[Data records]
# # # #
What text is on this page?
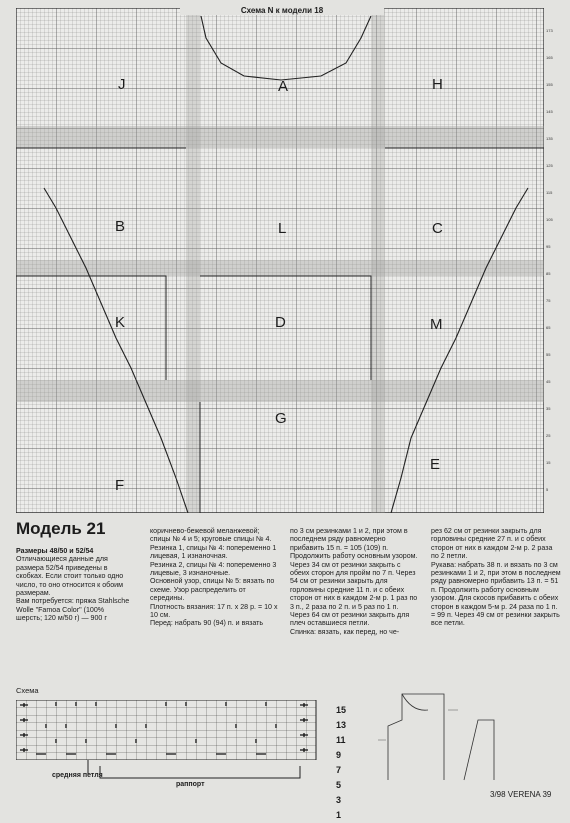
Схема N к модели 18
J	A	H
B	L	C
K	D	M
G
E
F
173
165
155
145
135
125
115
105
95
85
75
65
55
45
35
25
15
5
Модель 21

Размеры 48/50 и 52/54

Отличающиеся данные для размера 52/54 приведены в скобках. Если стоит только одно число, то оно относится к обоим размерам.

Вам потребуется: пряжа Stahlsche Wolle "Famoa Color" (100% шерсть; 120 м/50 г) — 900 г

коричнево-бежевой меланжевой; спицы № 4 и 5; круговые спицы № 4.

Резинка 1, спицы № 4: попеременно 1 лицевая, 1 изнаночная.

Резинка 2, спицы № 4: попеременно 3 лицевые, 3 изнаночные.

Основной узор, спицы № 5: вязать по схеме. Узор распределить от середины.

Плотность вязания: 17 п. х 28 р. = 10 х 10 см.

Перед: набрать 90 (94) п. и вязать

по 3 см резинками 1 и 2, при этом в последнем ряду равномерно прибавить 15 п. = 105 (109) п. Продолжить работу основным узором. Через 34 см от резинки закрыть с обеих сторон для пройм по 7 п. Через 54 см от резинки закрыть для горловины средние 11 п. и с обеих сторон от них в каждом 2-м р. 1 раз по 3 п., 2 раза по 2 п. и 5 раз по 1 п. Через 64 см от резинки закрыть для плеч оставшиеся петли.

Спинка: вязать, как перед, но че-

рез 62 см от резинки закрыть для горловины средние 27 п. и с обеих сторон от них в каждом 2-м р. 2 раза по 2 петли.

Рукава: набрать 38 п. и вязать по 3 см резинками 1 и 2, при этом в последнем ряду равномерно прибавить 13 п. = 51 п. Продолжить работу основным узором. Для скосов прибавить с обеих сторон в каждом 5-м р. 24 раза по 1 п. = 99 п. Через 49 см от резинки закрыть все петли.

Схема
15
13
11
9
7
5
3
1
средняя петля
раппорт
3/98 VERENA 39
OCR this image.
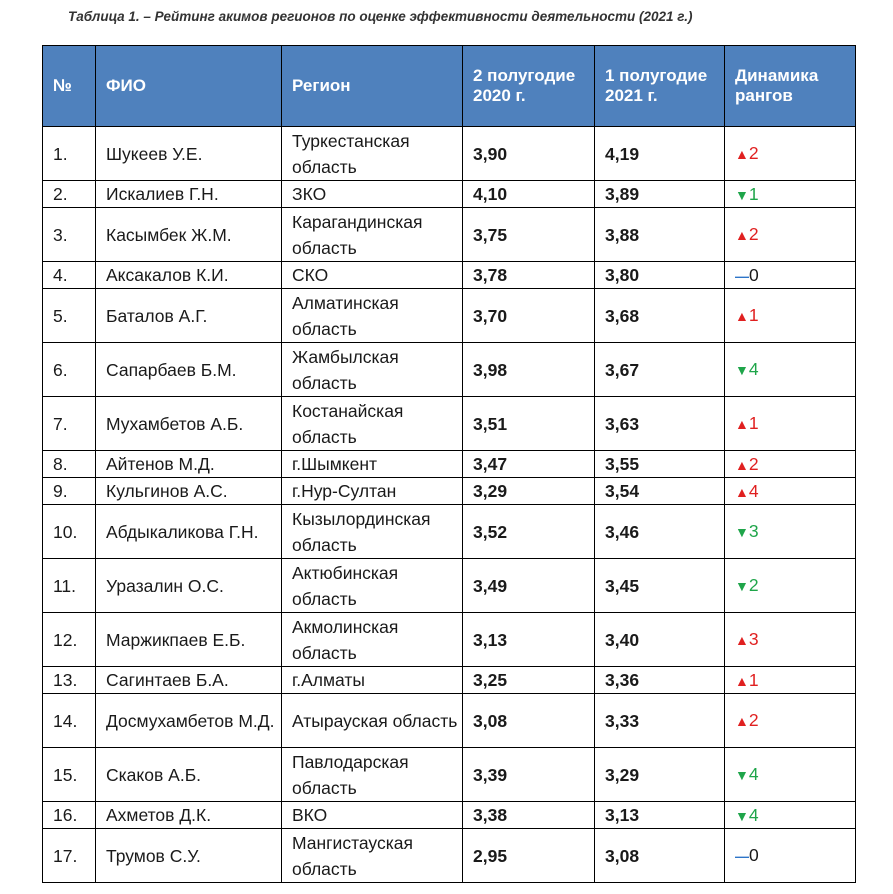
Таблица 1. – Рейтинг акимов регионов по оценке эффективности деятельности (2021 г.)
№	ФИО	Регион	2 полугодие 2020 г.	1 полугодие 2021 г.	Динамика рангов
1.	Шукеев У.Е.	Туркестанская область	3,90	4,19	▲2
2.	Искалиев Г.Н.	ЗКО	4,10	3,89	▼1
3.	Касымбек Ж.М.	Карагандинская область	3,75	3,88	▲2
4.	Аксакалов К.И.	СКО	3,78	3,80	—0
5.	Баталов А.Г.	Алматинская область	3,70	3,68	▲1
6.	Сапарбаев Б.М.	Жамбылская область	3,98	3,67	▼4
7.	Мухамбетов А.Б.	Костанайская область	3,51	3,63	▲1
8.	Айтенов М.Д.	г.Шымкент	3,47	3,55	▲2
9.	Кульгинов А.С.	г.Нур-Султан	3,29	3,54	▲4
10.	Абдыкаликова Г.Н.	Кызылординская область	3,52	3,46	▼3
11.	Уразалин О.С.	Актюбинская область	3,49	3,45	▼2
12.	Маржикпаев Е.Б.	Акмолинская область	3,13	3,40	▲3
13.	Сагинтаев Б.А.	г.Алматы	3,25	3,36	▲1
14.	Досмухамбетов М.Д.	Атырауская область	3,08	3,33	▲2
15.	Скаков А.Б.	Павлодарская область	3,39	3,29	▼4
16.	Ахметов Д.К.	ВКО	3,38	3,13	▼4
17.	Трумов С.У.	Мангистауская область	2,95	3,08	—0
# # # #
__STATED TASK__. From the entries above, output every line exactly and omit any image.

__RESPONSE TO THE EXERCISE__.
What text is on this page?
Схема N к модели 18
J	A	H
B	L	C
K	D	M
G
E
F
173
165
155
145
135
125
115
105
95
85
75
65
55
45
35
25
15
5
Модель 21

Размеры 48/50 и 52/54

Отличающиеся данные для размера 52/54 приведены в скобках. Если стоит только одно число, то оно относится к обоим размерам.

Вам потребуется: пряжа Stahlsche Wolle "Famoa Color" (100% шерсть; 120 м/50 г) — 900 г

коричнево-бежевой меланжевой; спицы № 4 и 5; круговые спицы № 4.

Резинка 1, спицы № 4: попеременно 1 лицевая, 1 изнаночная.

Резинка 2, спицы № 4: попеременно 3 лицевые, 3 изнаночные.

Основной узор, спицы № 5: вязать по схеме. Узор распределить от середины.

Плотность вязания: 17 п. х 28 р. = 10 х 10 см.

Перед: набрать 90 (94) п. и вязать

по 3 см резинками 1 и 2, при этом в последнем ряду равномерно прибавить 15 п. = 105 (109) п. Продолжить работу основным узором. Через 34 см от резинки закрыть с обеих сторон для пройм по 7 п. Через 54 см от резинки закрыть для горловины средние 11 п. и с обеих сторон от них в каждом 2-м р. 1 раз по 3 п., 2 раза по 2 п. и 5 раз по 1 п. Через 64 см от резинки закрыть для плеч оставшиеся петли.

Спинка: вязать, как перед, но че-

рез 62 см от резинки закрыть для горловины средние 27 п. и с обеих сторон от них в каждом 2-м р. 2 раза по 2 петли.

Рукава: набрать 38 п. и вязать по 3 см резинками 1 и 2, при этом в последнем ряду равномерно прибавить 13 п. = 51 п. Продолжить работу основным узором. Для скосов прибавить с обеих сторон в каждом 5-м р. 24 раза по 1 п. = 99 п. Через 49 см от резинки закрыть все петли.

Схема
15
13
11
9
7
5
3
1
средняя петля
раппорт
3/98 VERENA 39
OCR this image.
Таблица 1. – Рейтинг акимов регионов по оценке эффективности деятельности (2021 г.)
№	ФИО	Регион	2 полугодие 2020 г.	1 полугодие 2021 г.	Динамика рангов
1.	Шукеев У.Е.	Туркестанская область	3,90	4,19	▲2
2.	Искалиев Г.Н.	ЗКО	4,10	3,89	▼1
3.	Касымбек Ж.М.	Карагандинская область	3,75	3,88	▲2
4.	Аксакалов К.И.	СКО	3,78	3,80	—0
5.	Баталов А.Г.	Алматинская область	3,70	3,68	▲1
6.	Сапарбаев Б.М.	Жамбылская область	3,98	3,67	▼4
7.	Мухамбетов А.Б.	Костанайская область	3,51	3,63	▲1
8.	Айтенов М.Д.	г.Шымкент	3,47	3,55	▲2
9.	Кульгинов А.С.	г.Нур-Султан	3,29	3,54	▲4
10.	Абдыкаликова Г.Н.	Кызылординская область	3,52	3,46	▼3
11.	Уразалин О.С.	Актюбинская область	3,49	3,45	▼2
12.	Маржикпаев Е.Б.	Акмолинская область	3,13	3,40	▲3
13.	Сагинтаев Б.А.	г.Алматы	3,25	3,36	▲1
14.	Досмухамбетов М.Д.	Атырауская область	3,08	3,33	▲2
15.	Скаков А.Б.	Павлодарская область	3,39	3,29	▼4
16.	Ахметов Д.К.	ВКО	3,38	3,13	▼4
17.	Трумов С.У.	Мангистауская область	2,95	3,08	—0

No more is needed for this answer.